Records:

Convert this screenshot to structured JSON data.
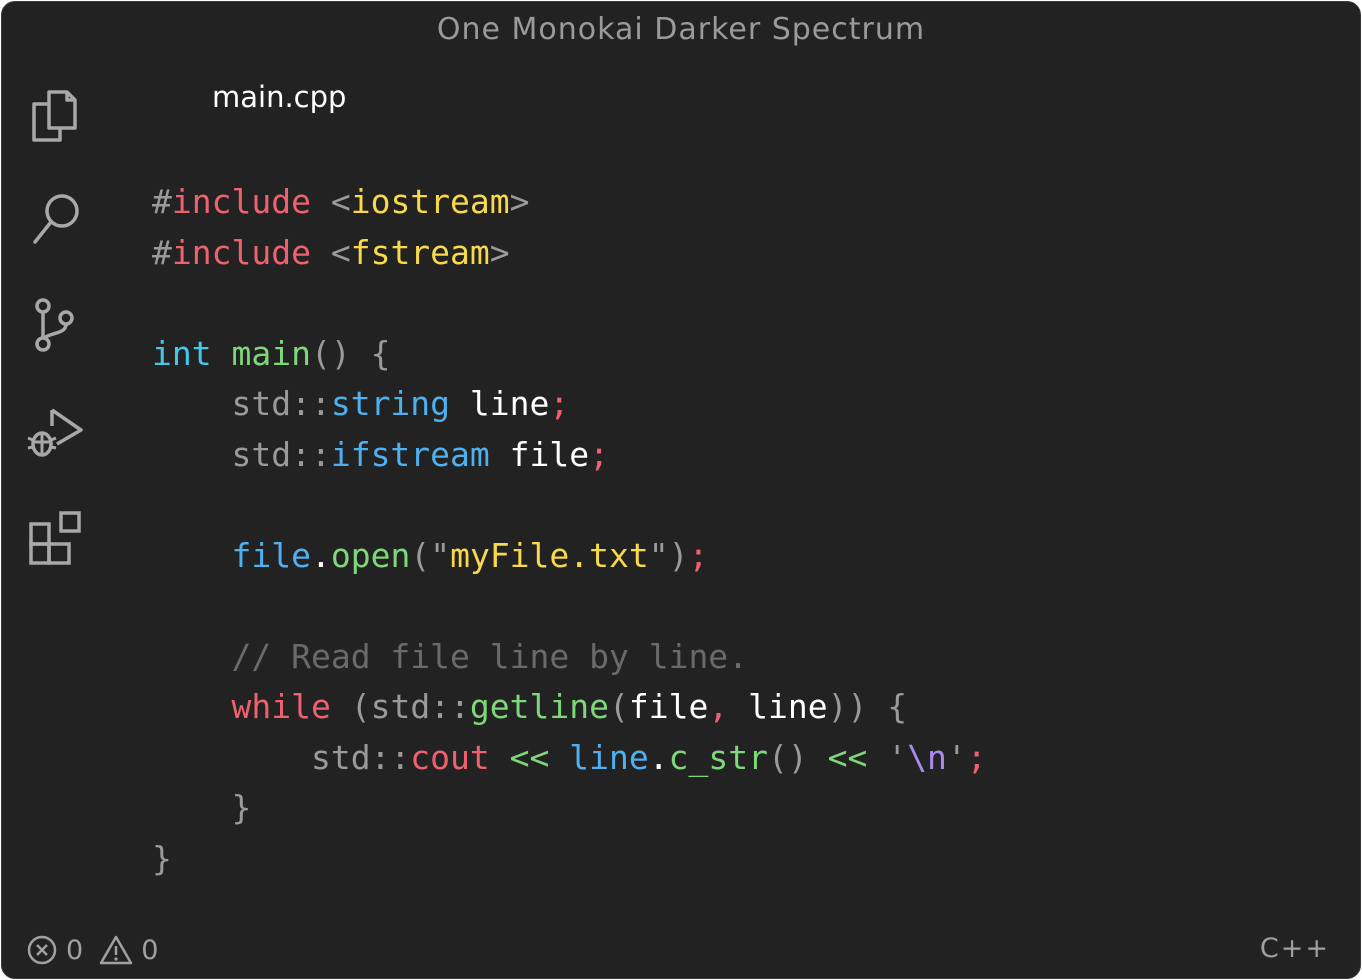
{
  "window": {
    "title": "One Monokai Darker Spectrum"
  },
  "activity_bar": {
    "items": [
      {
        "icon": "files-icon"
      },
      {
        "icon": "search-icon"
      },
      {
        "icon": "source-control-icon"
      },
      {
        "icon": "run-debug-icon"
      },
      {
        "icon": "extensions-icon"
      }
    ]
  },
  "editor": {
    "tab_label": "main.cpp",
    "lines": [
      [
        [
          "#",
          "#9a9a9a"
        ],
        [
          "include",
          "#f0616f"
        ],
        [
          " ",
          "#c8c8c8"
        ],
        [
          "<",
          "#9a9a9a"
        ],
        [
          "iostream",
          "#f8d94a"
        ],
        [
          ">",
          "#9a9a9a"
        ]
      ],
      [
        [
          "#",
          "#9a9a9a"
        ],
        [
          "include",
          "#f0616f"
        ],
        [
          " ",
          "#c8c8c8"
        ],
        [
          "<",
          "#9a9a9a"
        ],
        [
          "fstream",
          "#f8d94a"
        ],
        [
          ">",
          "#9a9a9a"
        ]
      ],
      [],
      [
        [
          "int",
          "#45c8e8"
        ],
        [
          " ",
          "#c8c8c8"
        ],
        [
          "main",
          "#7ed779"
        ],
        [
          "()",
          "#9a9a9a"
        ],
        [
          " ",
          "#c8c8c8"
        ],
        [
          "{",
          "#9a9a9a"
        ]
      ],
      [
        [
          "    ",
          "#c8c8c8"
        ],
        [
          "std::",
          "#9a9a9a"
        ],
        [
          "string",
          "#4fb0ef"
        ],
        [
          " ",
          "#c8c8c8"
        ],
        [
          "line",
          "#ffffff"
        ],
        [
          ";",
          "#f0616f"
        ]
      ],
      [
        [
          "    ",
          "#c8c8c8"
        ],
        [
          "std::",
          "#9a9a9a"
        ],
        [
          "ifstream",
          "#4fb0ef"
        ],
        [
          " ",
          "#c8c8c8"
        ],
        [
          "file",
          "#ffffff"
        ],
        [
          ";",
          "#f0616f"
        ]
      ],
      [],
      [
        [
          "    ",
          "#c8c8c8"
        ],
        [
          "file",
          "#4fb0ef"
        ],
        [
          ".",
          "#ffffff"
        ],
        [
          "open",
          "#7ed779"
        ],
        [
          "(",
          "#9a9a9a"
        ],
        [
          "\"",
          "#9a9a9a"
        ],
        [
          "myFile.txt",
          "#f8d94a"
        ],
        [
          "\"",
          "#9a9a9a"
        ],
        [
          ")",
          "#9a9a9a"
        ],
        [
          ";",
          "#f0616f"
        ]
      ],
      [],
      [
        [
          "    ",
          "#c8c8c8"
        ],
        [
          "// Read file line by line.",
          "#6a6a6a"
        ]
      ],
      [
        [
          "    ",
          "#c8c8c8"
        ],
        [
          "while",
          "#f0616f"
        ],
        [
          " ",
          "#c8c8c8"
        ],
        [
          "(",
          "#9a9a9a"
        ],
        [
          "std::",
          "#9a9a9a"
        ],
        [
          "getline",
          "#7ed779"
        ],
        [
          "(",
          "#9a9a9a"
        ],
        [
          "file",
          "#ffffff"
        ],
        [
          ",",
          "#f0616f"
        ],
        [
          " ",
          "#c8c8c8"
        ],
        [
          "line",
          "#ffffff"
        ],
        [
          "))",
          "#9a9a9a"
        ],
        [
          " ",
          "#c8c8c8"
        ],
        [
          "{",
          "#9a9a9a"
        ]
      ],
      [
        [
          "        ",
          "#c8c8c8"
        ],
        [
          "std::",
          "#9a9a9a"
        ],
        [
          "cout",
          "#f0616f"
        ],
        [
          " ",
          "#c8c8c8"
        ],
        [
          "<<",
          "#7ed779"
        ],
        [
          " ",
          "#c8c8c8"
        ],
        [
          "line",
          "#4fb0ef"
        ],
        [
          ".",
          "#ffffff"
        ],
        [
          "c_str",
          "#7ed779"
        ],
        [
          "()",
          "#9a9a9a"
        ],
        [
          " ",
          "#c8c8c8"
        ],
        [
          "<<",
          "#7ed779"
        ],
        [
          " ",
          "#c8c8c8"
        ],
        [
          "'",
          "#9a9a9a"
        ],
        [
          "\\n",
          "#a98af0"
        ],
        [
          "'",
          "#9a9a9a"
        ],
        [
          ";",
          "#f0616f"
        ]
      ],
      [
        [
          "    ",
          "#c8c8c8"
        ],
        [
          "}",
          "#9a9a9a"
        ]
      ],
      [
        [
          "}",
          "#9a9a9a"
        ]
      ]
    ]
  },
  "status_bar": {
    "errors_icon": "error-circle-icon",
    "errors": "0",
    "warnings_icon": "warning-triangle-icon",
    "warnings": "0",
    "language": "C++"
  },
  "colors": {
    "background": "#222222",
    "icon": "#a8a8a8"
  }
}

* _Stated task_: In the entries above, count every line containing the word "icon". Write only the total.

* _Problem solution_: 8